→ **Entries**
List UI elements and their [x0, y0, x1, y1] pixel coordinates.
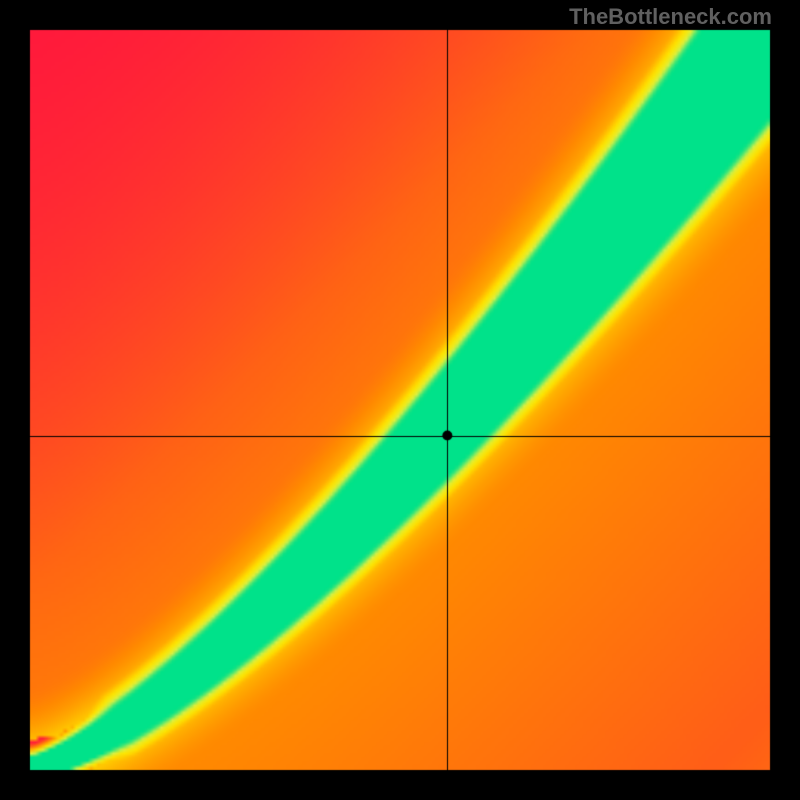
...
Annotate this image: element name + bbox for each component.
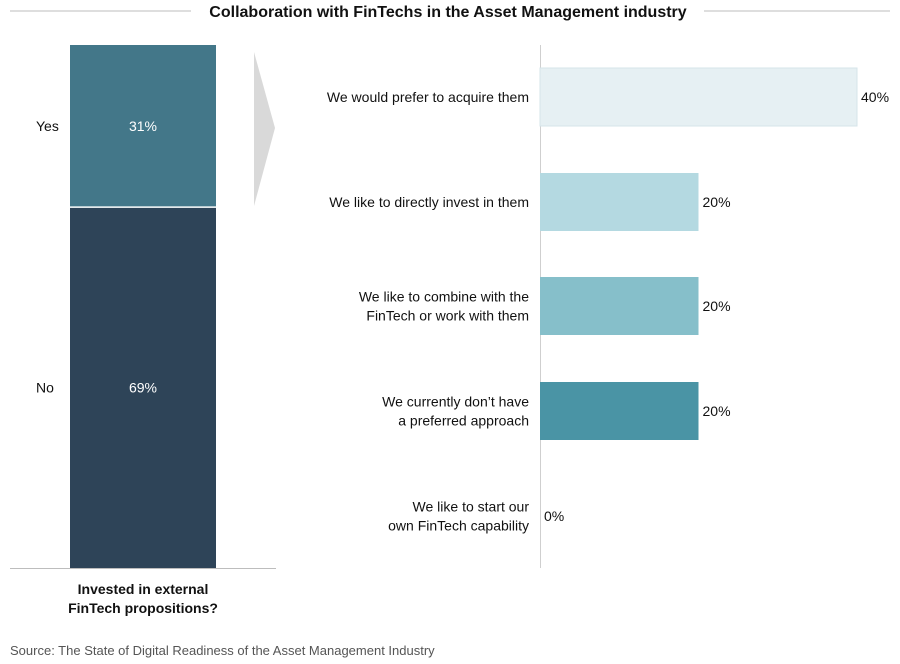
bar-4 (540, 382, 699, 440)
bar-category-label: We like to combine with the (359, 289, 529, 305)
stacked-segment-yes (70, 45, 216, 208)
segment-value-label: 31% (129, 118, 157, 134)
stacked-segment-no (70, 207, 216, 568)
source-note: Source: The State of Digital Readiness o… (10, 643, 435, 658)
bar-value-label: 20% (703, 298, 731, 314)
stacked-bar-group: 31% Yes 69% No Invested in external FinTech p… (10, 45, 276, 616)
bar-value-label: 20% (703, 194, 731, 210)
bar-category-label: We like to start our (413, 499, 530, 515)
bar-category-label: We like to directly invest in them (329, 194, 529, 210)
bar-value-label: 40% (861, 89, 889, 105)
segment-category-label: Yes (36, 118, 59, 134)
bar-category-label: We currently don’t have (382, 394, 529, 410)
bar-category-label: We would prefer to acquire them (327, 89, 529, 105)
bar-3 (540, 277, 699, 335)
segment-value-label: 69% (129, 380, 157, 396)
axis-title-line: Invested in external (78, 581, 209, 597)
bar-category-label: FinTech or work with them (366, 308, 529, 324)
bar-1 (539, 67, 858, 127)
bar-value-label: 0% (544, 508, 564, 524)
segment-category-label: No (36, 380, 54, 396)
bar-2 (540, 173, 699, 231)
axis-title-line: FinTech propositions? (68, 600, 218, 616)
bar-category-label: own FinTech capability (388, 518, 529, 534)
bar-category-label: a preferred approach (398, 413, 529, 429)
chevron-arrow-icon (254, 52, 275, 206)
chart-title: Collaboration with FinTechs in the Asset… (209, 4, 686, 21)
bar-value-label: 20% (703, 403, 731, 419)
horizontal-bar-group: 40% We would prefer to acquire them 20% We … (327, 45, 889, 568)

→ **What you are asked to do**
Extract the records from the line with "Annotate this image: element" up to and including the line with "bar-category-label: We like to start", repeating each line exactly and leaving out the pictures.

→ **Full output**
Annotate this image: element name + bbox for each component.
bar-4 (540, 382, 699, 440)
bar-category-label: We like to combine with the (359, 289, 529, 305)
stacked-segment-yes (70, 45, 216, 208)
segment-value-label: 31% (129, 118, 157, 134)
stacked-segment-no (70, 207, 216, 568)
source-note: Source: The State of Digital Readiness o… (10, 643, 435, 658)
bar-value-label: 20% (703, 298, 731, 314)
stacked-bar-group: 31% Yes 69% No Invested in external FinTech p… (10, 45, 276, 616)
bar-value-label: 20% (703, 194, 731, 210)
bar-category-label: We like to start our (413, 499, 530, 515)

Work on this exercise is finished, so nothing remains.